==== INFORMATION GIVEN ====
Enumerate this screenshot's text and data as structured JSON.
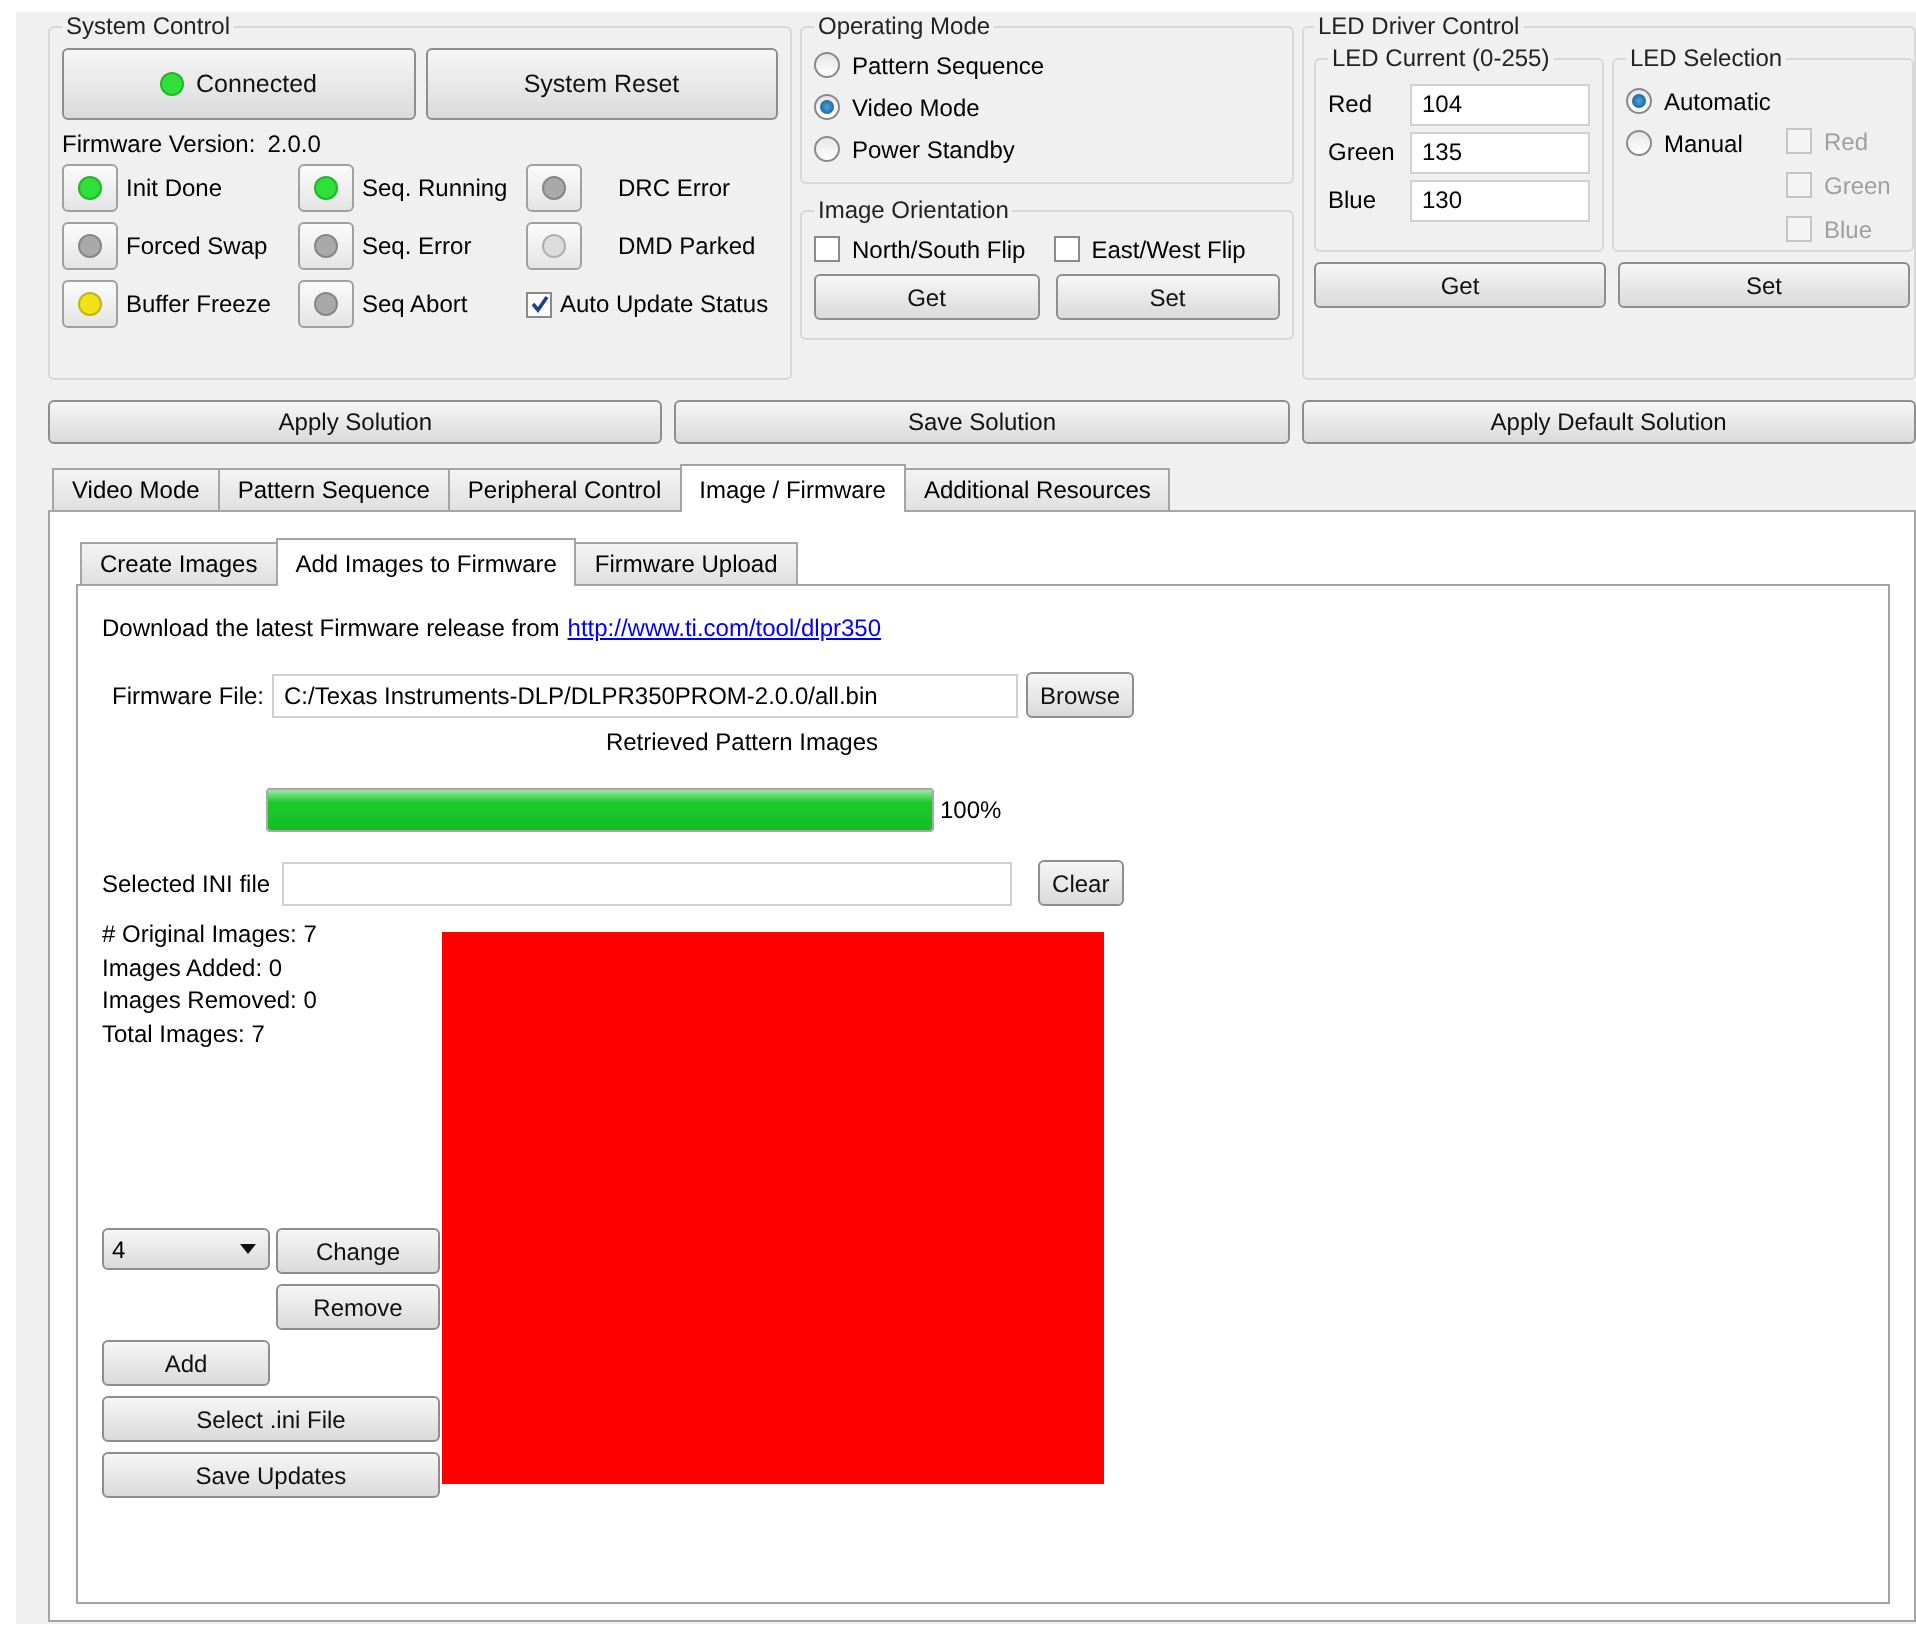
{
  "system_control": {
    "title": "System Control",
    "connect_button": {
      "label": "Connected",
      "color": "#2fe03a"
    },
    "reset_button": "System Reset",
    "firmware_version_label": "Firmware Version:",
    "firmware_version": "2.0.0",
    "indicators": [
      {
        "label": "Init Done",
        "color": "#2fe03a"
      },
      {
        "label": "Seq. Running",
        "color": "#2fe03a"
      },
      {
        "label": "DRC Error",
        "color": "#a9a9a9"
      },
      {
        "label": "Forced Swap",
        "color": "#a9a9a9"
      },
      {
        "label": "Seq. Error",
        "color": "#a9a9a9"
      },
      {
        "label": "DMD Parked",
        "color": "#dcdcdc"
      },
      {
        "label": "Buffer Freeze",
        "color": "#f0e21a"
      },
      {
        "label": "Seq Abort",
        "color": "#a9a9a9"
      }
    ],
    "auto_update": {
      "label": "Auto Update Status",
      "checked": true
    }
  },
  "operating_mode": {
    "title": "Operating Mode",
    "options": [
      {
        "label": "Pattern Sequence",
        "selected": false
      },
      {
        "label": "Video Mode",
        "selected": true
      },
      {
        "label": "Power Standby",
        "selected": false
      }
    ]
  },
  "image_orientation": {
    "title": "Image Orientation",
    "flips": [
      {
        "label": "North/South Flip",
        "checked": false
      },
      {
        "label": "East/West Flip",
        "checked": false
      }
    ],
    "buttons": [
      "Get",
      "Set"
    ]
  },
  "led_driver_control": {
    "title": "LED Driver Control",
    "led_current": {
      "title": "LED Current (0-255)",
      "fields": [
        {
          "label": "Red",
          "value": "104"
        },
        {
          "label": "Green",
          "value": "135"
        },
        {
          "label": "Blue",
          "value": "130"
        }
      ]
    },
    "led_selection": {
      "title": "LED Selection",
      "modes": [
        {
          "label": "Automatic",
          "selected": true
        },
        {
          "label": "Manual",
          "selected": false
        }
      ],
      "colors": [
        {
          "label": "Red",
          "checked": false,
          "disabled": true
        },
        {
          "label": "Green",
          "checked": false,
          "disabled": true
        },
        {
          "label": "Blue",
          "checked": false,
          "disabled": true
        }
      ]
    },
    "buttons": [
      "Get",
      "Set"
    ]
  },
  "solution_buttons": [
    "Apply Solution",
    "Save Solution",
    "Apply Default Solution"
  ],
  "tabs": [
    {
      "label": "Video Mode",
      "selected": false
    },
    {
      "label": "Pattern Sequence",
      "selected": false
    },
    {
      "label": "Peripheral Control",
      "selected": false
    },
    {
      "label": "Image / Firmware",
      "selected": true
    },
    {
      "label": "Additional Resources",
      "selected": false
    }
  ],
  "subtabs": [
    {
      "label": "Create Images",
      "selected": false
    },
    {
      "label": "Add Images to Firmware",
      "selected": true
    },
    {
      "label": "Firmware Upload",
      "selected": false
    }
  ],
  "add_images": {
    "download_text": "Download the latest Firmware release from",
    "download_link": "http://www.ti.com/tool/dlpr350",
    "firmware_file_label": "Firmware File:",
    "firmware_file": "C:/Texas Instruments-DLP/DLPR350PROM-2.0.0/all.bin",
    "browse_button": "Browse",
    "retrieved_label": "Retrieved Pattern Images",
    "progress": {
      "level": 1,
      "reading": "100%"
    },
    "ini_label": "Selected INI file",
    "clear_button": "Clear",
    "stats": [
      "# Original Images: 7",
      "Images Added: 0",
      "Images Removed: 0",
      "Total Images: 7"
    ],
    "image_select": "4",
    "change_button": "Change",
    "remove_button": "Remove",
    "add_button": "Add",
    "select_ini_button": "Select .ini File",
    "save_button": "Save Updates"
  }
}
====
PROBLEM DESCRIPTION >> All of the entries above should be copied exactly, except for the pictures.

EXERCISE OUTPUT >>
Enumerate this screenshot's text and data as structured JSON.
{
  "system_control": {
    "title": "System Control",
    "connect_button": {
      "label": "Connected",
      "color": "#2fe03a"
    },
    "reset_button": "System Reset",
    "firmware_version_label": "Firmware Version:",
    "firmware_version": "2.0.0",
    "indicators": [
      {
        "label": "Init Done",
        "color": "#2fe03a"
      },
      {
        "label": "Seq. Running",
        "color": "#2fe03a"
      },
      {
        "label": "DRC Error",
        "color": "#a9a9a9"
      },
      {
        "label": "Forced Swap",
        "color": "#a9a9a9"
      },
      {
        "label": "Seq. Error",
        "color": "#a9a9a9"
      },
      {
        "label": "DMD Parked",
        "color": "#dcdcdc"
      },
      {
        "label": "Buffer Freeze",
        "color": "#f0e21a"
      },
      {
        "label": "Seq Abort",
        "color": "#a9a9a9"
      }
    ],
    "auto_update": {
      "label": "Auto Update Status",
      "checked": true
    }
  },
  "operating_mode": {
    "title": "Operating Mode",
    "options": [
      {
        "label": "Pattern Sequence",
        "selected": false
      },
      {
        "label": "Video Mode",
        "selected": true
      },
      {
        "label": "Power Standby",
        "selected": false
      }
    ]
  },
  "image_orientation": {
    "title": "Image Orientation",
    "flips": [
      {
        "label": "North/South Flip",
        "checked": false
      },
      {
        "label": "East/West Flip",
        "checked": false
      }
    ],
    "buttons": [
      "Get",
      "Set"
    ]
  },
  "led_driver_control": {
    "title": "LED Driver Control",
    "led_current": {
      "title": "LED Current (0-255)",
      "fields": [
        {
          "label": "Red",
          "value": "104"
        },
        {
          "label": "Green",
          "value": "135"
        },
        {
          "label": "Blue",
          "value": "130"
        }
      ]
    },
    "led_selection": {
      "title": "LED Selection",
      "modes": [
        {
          "label": "Automatic",
          "selected": true
        },
        {
          "label": "Manual",
          "selected": false
        }
      ],
      "colors": [
        {
          "label": "Red",
          "checked": false,
          "disabled": true
        },
        {
          "label": "Green",
          "checked": false,
          "disabled": true
        },
        {
          "label": "Blue",
          "checked": false,
          "disabled": true
        }
      ]
    },
    "buttons": [
      "Get",
      "Set"
    ]
  },
  "solution_buttons": [
    "Apply Solution",
    "Save Solution",
    "Apply Default Solution"
  ],
  "tabs": [
    {
      "label": "Video Mode",
      "selected": false
    },
    {
      "label": "Pattern Sequence",
      "selected": false
    },
    {
      "label": "Peripheral Control",
      "selected": false
    },
    {
      "label": "Image / Firmware",
      "selected": true
    },
    {
      "label": "Additional Resources",
      "selected": false
    }
  ],
  "subtabs": [
    {
      "label": "Create Images",
      "selected": false
    },
    {
      "label": "Add Images to Firmware",
      "selected": true
    },
    {
      "label": "Firmware Upload",
      "selected": false
    }
  ],
  "add_images": {
    "download_text": "Download the latest Firmware release from",
    "download_link": "http://www.ti.com/tool/dlpr350",
    "firmware_file_label": "Firmware File:",
    "firmware_file": "C:/Texas Instruments-DLP/DLPR350PROM-2.0.0/all.bin",
    "browse_button": "Browse",
    "retrieved_label": "Retrieved Pattern Images",
    "progress": {
      "level": 1,
      "reading": "100%"
    },
    "ini_label": "Selected INI file",
    "clear_button": "Clear",
    "stats": [
      "# Original Images: 7",
      "Images Added: 0",
      "Images Removed: 0",
      "Total Images: 7"
    ],
    "image_select": "4",
    "change_button": "Change",
    "remove_button": "Remove",
    "add_button": "Add",
    "select_ini_button": "Select .ini File",
    "save_button": "Save Updates"
  }
}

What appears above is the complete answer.